(Stored data entries)
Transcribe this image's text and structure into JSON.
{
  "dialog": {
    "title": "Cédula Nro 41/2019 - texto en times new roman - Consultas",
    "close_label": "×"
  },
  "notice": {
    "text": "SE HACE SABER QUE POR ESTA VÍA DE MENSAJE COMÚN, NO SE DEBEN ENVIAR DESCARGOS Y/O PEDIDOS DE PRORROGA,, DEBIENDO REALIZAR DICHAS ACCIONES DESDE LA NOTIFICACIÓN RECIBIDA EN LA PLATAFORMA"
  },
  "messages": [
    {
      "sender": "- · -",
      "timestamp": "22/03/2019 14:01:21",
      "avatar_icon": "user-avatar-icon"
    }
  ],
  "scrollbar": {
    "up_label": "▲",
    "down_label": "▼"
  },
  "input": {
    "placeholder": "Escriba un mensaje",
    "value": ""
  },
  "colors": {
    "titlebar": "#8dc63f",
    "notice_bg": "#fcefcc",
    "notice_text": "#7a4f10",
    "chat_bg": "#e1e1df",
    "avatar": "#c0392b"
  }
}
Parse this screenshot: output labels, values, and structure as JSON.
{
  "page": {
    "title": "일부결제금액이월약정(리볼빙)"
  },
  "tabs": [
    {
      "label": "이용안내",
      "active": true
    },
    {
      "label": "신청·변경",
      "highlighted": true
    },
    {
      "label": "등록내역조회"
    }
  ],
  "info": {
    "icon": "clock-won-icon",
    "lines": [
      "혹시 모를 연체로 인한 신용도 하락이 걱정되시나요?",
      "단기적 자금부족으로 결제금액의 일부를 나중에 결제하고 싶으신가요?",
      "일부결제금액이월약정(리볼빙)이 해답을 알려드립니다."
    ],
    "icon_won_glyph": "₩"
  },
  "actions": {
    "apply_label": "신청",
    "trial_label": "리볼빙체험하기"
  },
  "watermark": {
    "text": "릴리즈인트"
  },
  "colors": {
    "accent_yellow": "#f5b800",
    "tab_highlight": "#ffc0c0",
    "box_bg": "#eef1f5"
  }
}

- **WHAT TO WORK ON**:
Restate every line of the data word for word.

- **WRITTEN SOLUTION**:
Transcribe this image's text and structure into JSON.
{
  "dialog": {
    "title": "Cédula Nro 41/2019 - texto en times new roman - Consultas",
    "close_label": "×"
  },
  "notice": {
    "text": "SE HACE SABER QUE POR ESTA VÍA DE MENSAJE COMÚN, NO SE DEBEN ENVIAR DESCARGOS Y/O PEDIDOS DE PRORROGA,, DEBIENDO REALIZAR DICHAS ACCIONES DESDE LA NOTIFICACIÓN RECIBIDA EN LA PLATAFORMA"
  },
  "messages": [
    {
      "sender": "- · -",
      "timestamp": "22/03/2019 14:01:21",
      "avatar_icon": "user-avatar-icon"
    }
  ],
  "scrollbar": {
    "up_label": "▲",
    "down_label": "▼"
  },
  "input": {
    "placeholder": "Escriba un mensaje",
    "value": ""
  },
  "colors": {
    "titlebar": "#8dc63f",
    "notice_bg": "#fcefcc",
    "notice_text": "#7a4f10",
    "chat_bg": "#e1e1df",
    "avatar": "#c0392b"
  }
}
Parse this screenshot: output labels, values, and structure as JSON.
{
  "page": {
    "title": "일부결제금액이월약정(리볼빙)"
  },
  "tabs": [
    {
      "label": "이용안내",
      "active": true
    },
    {
      "label": "신청·변경",
      "highlighted": true
    },
    {
      "label": "등록내역조회"
    }
  ],
  "info": {
    "icon": "clock-won-icon",
    "lines": [
      "혹시 모를 연체로 인한 신용도 하락이 걱정되시나요?",
      "단기적 자금부족으로 결제금액의 일부를 나중에 결제하고 싶으신가요?",
      "일부결제금액이월약정(리볼빙)이 해답을 알려드립니다."
    ],
    "icon_won_glyph": "₩"
  },
  "actions": {
    "apply_label": "신청",
    "trial_label": "리볼빙체험하기"
  },
  "watermark": {
    "text": "릴리즈인트"
  },
  "colors": {
    "accent_yellow": "#f5b800",
    "tab_highlight": "#ffc0c0",
    "box_bg": "#eef1f5"
  }
}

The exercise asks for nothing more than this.